[What you will do] Show, in full, each line of the data that contains "JSON".

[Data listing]
--
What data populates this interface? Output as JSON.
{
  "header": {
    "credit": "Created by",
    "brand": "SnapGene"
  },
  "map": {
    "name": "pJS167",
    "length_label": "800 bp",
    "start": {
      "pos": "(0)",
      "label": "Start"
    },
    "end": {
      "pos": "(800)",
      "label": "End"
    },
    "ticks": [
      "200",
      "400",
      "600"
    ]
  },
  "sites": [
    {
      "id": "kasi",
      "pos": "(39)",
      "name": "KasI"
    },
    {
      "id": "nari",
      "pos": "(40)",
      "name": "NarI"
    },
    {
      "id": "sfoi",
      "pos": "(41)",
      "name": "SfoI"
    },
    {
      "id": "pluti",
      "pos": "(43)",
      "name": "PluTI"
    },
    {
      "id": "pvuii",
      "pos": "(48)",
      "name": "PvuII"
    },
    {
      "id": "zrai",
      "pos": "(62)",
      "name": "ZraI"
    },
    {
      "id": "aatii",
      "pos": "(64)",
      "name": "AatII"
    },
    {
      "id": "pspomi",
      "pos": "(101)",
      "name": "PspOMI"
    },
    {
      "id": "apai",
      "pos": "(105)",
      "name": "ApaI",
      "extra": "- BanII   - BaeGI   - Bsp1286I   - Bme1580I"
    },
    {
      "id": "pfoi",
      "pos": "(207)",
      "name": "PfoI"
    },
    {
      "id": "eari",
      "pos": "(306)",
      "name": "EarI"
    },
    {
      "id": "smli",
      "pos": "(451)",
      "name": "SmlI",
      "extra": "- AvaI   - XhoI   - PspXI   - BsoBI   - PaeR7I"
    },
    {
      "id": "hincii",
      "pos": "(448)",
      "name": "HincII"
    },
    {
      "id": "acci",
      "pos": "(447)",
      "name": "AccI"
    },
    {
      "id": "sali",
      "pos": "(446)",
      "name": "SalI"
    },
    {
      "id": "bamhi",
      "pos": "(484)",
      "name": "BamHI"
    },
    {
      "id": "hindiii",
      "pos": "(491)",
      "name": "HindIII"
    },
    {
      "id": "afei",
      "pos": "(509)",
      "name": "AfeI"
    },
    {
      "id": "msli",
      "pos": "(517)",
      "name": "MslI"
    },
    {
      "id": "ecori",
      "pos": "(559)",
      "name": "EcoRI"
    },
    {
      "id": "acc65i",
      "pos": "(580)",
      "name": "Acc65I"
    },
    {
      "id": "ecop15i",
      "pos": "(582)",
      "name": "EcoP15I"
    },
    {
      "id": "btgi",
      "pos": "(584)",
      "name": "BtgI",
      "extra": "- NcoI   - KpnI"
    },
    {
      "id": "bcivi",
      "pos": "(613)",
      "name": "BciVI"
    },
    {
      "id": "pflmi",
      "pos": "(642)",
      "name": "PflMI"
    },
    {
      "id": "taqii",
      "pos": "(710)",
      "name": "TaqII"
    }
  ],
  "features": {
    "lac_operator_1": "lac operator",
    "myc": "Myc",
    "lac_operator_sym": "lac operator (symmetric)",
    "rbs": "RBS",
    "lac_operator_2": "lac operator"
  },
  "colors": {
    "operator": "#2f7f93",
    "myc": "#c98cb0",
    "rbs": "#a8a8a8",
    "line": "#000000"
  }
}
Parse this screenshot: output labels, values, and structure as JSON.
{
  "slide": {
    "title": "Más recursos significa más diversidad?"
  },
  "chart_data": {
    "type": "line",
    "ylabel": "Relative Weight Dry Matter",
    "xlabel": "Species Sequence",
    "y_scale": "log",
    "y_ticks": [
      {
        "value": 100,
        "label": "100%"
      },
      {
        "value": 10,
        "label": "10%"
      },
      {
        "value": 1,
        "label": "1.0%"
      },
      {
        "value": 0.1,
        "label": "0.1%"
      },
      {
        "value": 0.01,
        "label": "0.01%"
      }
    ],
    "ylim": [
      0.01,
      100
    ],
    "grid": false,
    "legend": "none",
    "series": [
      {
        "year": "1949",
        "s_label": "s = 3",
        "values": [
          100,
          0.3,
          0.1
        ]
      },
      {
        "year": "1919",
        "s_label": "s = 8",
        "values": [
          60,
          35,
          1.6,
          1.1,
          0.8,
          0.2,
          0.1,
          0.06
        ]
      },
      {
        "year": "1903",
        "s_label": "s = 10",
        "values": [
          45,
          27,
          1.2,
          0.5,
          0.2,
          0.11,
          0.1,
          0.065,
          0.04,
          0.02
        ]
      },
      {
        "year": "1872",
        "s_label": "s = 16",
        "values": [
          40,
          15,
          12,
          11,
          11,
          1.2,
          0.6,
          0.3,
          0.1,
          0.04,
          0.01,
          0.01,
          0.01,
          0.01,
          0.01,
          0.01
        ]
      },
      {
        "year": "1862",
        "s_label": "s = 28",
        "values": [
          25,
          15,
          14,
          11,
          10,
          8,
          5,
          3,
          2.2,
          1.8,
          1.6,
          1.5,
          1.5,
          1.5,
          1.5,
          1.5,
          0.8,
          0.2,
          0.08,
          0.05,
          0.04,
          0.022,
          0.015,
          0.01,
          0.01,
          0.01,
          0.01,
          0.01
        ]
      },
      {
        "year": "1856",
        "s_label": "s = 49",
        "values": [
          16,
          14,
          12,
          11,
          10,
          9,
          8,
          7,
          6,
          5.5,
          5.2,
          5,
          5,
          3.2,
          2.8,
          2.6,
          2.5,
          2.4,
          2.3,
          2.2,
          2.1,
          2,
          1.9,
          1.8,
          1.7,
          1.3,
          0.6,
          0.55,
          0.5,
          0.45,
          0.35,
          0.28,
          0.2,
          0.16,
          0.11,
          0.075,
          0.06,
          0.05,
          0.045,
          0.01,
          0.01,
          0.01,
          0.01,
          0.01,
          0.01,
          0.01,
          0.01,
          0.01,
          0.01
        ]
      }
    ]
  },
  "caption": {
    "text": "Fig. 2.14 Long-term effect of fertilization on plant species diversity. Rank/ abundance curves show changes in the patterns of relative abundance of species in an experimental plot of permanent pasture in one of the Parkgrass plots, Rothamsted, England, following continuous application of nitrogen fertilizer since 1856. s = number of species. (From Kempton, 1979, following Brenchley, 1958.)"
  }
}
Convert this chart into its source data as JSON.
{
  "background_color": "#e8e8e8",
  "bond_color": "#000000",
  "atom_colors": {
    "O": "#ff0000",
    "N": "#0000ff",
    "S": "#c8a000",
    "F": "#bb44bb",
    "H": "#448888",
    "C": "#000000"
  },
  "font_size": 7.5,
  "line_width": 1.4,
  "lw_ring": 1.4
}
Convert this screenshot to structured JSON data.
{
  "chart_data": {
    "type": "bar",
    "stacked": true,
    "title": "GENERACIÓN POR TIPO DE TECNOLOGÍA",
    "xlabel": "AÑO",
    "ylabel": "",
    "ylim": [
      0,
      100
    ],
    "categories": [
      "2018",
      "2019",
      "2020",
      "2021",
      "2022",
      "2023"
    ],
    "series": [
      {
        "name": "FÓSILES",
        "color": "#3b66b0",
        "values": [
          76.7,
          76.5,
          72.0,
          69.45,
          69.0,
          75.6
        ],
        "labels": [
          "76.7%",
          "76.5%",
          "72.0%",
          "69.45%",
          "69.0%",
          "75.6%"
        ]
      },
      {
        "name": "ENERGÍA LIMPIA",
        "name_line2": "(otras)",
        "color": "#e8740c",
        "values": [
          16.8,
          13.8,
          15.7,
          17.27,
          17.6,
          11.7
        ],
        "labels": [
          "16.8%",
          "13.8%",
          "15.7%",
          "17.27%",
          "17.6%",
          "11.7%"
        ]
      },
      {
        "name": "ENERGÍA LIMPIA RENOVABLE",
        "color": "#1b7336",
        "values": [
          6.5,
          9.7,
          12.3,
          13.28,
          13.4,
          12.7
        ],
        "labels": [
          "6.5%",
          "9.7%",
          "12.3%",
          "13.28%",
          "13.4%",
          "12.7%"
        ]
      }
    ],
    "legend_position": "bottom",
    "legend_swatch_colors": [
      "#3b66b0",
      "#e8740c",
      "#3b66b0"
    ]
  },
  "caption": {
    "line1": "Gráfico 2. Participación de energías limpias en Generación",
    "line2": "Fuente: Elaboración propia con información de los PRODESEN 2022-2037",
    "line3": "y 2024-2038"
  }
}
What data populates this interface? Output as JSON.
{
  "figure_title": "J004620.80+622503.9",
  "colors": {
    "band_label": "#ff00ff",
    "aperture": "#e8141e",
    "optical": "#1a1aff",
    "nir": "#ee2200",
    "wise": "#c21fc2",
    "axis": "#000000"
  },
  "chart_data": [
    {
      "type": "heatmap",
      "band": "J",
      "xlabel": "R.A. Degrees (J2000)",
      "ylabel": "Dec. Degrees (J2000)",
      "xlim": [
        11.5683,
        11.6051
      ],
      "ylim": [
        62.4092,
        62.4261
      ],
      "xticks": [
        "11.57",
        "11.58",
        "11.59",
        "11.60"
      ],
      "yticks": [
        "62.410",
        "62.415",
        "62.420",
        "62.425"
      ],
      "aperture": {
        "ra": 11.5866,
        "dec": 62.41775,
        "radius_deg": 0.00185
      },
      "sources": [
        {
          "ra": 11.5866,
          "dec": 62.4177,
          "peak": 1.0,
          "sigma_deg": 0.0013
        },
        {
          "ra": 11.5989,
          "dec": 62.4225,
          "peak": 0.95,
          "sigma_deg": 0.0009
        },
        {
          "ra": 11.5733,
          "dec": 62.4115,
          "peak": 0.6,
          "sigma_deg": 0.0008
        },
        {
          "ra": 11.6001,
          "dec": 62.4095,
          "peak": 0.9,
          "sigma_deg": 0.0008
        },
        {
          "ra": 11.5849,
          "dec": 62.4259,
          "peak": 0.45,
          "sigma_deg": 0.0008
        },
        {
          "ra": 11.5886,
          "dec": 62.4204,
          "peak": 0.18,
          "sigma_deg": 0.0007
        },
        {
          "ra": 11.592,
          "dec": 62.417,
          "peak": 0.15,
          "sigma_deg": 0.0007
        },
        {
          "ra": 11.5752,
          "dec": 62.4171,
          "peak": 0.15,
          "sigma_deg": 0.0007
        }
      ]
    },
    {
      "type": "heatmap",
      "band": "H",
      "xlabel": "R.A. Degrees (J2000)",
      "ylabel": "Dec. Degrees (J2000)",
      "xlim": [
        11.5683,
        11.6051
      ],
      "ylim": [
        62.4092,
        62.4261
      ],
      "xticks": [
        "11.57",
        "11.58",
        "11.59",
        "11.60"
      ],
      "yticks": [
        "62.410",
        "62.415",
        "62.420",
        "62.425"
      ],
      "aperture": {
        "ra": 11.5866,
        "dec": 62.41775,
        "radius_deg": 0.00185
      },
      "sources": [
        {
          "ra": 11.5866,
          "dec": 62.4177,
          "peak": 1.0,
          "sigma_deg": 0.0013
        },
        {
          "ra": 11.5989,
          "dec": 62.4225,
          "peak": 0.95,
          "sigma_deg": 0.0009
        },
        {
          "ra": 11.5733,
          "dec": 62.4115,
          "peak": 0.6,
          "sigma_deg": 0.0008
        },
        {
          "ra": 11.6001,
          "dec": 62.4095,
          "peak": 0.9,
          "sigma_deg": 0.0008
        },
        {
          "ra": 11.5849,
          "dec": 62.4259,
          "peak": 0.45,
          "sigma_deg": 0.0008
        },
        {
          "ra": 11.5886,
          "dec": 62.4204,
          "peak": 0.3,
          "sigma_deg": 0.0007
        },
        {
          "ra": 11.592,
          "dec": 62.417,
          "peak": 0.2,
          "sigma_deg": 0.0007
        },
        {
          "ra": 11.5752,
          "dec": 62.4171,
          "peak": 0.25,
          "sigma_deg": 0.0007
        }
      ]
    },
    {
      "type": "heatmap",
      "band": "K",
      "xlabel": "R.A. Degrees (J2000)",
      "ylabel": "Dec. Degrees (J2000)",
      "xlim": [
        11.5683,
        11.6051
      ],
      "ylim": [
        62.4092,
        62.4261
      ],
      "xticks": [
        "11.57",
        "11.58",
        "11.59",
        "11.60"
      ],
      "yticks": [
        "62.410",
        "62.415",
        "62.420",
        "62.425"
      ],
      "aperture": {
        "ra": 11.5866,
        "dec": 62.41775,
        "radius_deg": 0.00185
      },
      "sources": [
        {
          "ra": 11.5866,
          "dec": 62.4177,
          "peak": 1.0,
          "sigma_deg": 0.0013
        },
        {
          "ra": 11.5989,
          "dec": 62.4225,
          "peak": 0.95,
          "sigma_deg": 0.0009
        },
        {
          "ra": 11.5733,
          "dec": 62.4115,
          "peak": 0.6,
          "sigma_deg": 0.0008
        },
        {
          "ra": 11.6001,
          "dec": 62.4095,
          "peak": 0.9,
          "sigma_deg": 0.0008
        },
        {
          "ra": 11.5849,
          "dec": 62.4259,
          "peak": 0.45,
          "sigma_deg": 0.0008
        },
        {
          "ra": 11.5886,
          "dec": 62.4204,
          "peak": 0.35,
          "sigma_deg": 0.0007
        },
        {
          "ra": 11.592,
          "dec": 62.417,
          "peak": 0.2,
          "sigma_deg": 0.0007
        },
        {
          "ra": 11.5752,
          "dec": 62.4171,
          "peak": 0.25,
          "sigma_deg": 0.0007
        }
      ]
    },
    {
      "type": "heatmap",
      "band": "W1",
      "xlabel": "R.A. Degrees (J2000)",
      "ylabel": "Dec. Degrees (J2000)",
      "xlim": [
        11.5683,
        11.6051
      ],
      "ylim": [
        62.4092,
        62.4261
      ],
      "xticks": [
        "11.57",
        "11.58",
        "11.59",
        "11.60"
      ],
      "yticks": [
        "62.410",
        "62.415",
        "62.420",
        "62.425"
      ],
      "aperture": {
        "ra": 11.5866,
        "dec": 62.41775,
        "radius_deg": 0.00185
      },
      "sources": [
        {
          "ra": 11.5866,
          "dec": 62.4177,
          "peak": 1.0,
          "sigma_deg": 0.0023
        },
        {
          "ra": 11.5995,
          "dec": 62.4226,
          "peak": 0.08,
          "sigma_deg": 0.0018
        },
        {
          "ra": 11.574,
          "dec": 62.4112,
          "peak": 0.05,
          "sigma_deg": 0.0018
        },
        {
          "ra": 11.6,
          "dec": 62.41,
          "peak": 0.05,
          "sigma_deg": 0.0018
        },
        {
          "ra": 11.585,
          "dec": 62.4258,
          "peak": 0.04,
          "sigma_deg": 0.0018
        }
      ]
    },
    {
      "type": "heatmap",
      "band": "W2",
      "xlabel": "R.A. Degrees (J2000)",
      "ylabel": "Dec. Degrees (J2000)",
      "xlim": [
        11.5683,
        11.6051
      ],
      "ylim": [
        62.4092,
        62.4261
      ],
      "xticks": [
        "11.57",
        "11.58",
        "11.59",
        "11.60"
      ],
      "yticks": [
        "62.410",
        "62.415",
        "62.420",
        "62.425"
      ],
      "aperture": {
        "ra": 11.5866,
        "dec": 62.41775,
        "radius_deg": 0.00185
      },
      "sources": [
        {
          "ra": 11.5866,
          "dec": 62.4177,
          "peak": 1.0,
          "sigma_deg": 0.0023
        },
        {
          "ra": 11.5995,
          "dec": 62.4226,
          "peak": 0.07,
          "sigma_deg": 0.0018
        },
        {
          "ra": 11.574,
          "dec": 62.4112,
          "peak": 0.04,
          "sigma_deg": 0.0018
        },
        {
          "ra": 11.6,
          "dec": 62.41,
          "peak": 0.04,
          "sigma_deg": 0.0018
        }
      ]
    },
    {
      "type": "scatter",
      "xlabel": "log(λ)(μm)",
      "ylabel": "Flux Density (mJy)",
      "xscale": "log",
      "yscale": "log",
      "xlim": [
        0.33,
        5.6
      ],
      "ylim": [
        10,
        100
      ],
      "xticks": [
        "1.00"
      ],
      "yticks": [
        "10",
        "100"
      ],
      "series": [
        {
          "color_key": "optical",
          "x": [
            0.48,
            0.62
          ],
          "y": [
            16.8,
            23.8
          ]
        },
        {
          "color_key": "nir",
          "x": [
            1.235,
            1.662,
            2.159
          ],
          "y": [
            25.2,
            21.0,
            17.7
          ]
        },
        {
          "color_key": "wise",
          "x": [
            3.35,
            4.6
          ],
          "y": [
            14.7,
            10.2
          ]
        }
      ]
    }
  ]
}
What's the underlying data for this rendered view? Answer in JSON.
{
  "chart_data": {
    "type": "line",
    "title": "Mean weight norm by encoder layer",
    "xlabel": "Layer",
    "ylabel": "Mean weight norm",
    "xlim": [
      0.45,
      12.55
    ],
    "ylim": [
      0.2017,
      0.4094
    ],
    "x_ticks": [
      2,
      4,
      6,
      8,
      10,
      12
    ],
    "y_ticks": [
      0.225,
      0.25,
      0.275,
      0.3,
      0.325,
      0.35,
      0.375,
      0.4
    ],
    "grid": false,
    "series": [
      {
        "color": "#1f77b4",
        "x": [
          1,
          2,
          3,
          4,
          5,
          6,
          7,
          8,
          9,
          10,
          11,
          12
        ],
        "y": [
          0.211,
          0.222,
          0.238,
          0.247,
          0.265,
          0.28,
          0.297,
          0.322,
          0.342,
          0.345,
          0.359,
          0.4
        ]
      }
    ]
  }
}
--
[Answer to this problem]
What data populates this interface? Output as JSON.
Parse this screenshot: output labels, values, and structure as JSON.
Convert this chart into its source data as JSON.
Convert this screenshot to structured JSON data.
What data populates this interface? Output as JSON.
What's the underlying data for this rendered view? Answer in JSON.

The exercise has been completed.